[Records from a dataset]

━━━

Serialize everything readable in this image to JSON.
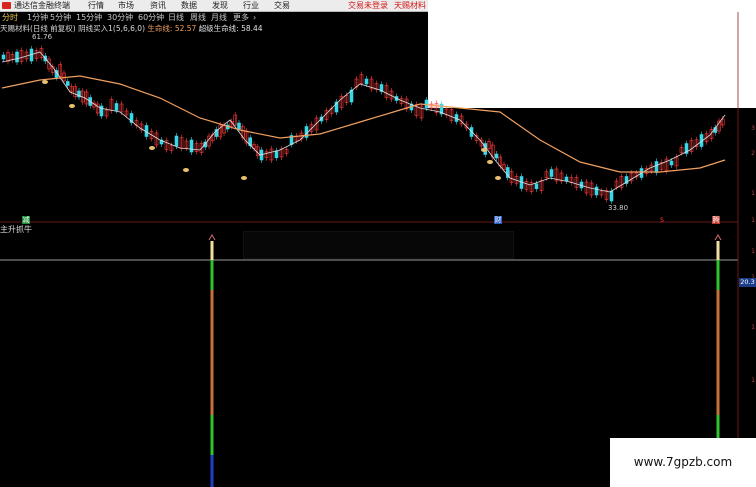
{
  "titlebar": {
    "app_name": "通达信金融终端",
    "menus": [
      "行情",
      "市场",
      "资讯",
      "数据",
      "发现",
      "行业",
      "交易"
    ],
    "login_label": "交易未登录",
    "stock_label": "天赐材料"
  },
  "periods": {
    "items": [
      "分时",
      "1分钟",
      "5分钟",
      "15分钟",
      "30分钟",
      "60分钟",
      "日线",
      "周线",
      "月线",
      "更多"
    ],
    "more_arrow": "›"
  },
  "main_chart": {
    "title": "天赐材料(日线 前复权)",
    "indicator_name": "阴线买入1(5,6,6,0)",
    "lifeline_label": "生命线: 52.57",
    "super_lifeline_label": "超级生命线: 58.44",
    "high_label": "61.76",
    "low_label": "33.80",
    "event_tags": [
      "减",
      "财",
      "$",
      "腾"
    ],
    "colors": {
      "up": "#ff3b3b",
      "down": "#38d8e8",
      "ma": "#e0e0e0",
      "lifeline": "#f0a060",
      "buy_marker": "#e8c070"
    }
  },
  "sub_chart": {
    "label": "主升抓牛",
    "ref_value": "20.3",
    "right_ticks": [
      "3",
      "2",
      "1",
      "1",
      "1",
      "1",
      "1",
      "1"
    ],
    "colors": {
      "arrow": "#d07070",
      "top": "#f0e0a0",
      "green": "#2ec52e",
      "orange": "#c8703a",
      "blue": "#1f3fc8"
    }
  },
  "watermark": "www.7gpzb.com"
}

━━━

§ AIM OF THE EXERCISE
Retype the records exactly. Any image in them should not appear in what you write.

§ TASK OUTPUT
Serialize everything readable in this image to JSON.
{
  "titlebar": {
    "app_name": "通达信金融终端",
    "menus": [
      "行情",
      "市场",
      "资讯",
      "数据",
      "发现",
      "行业",
      "交易"
    ],
    "login_label": "交易未登录",
    "stock_label": "天赐材料"
  },
  "periods": {
    "items": [
      "分时",
      "1分钟",
      "5分钟",
      "15分钟",
      "30分钟",
      "60分钟",
      "日线",
      "周线",
      "月线",
      "更多"
    ],
    "more_arrow": "›"
  },
  "main_chart": {
    "title": "天赐材料(日线 前复权)",
    "indicator_name": "阴线买入1(5,6,6,0)",
    "lifeline_label": "生命线: 52.57",
    "super_lifeline_label": "超级生命线: 58.44",
    "high_label": "61.76",
    "low_label": "33.80",
    "event_tags": [
      "减",
      "财",
      "$",
      "腾"
    ],
    "colors": {
      "up": "#ff3b3b",
      "down": "#38d8e8",
      "ma": "#e0e0e0",
      "lifeline": "#f0a060",
      "buy_marker": "#e8c070"
    }
  },
  "sub_chart": {
    "label": "主升抓牛",
    "ref_value": "20.3",
    "right_ticks": [
      "3",
      "2",
      "1",
      "1",
      "1",
      "1",
      "1",
      "1"
    ],
    "colors": {
      "arrow": "#d07070",
      "top": "#f0e0a0",
      "green": "#2ec52e",
      "orange": "#c8703a",
      "blue": "#1f3fc8"
    }
  },
  "watermark": "www.7gpzb.com"
}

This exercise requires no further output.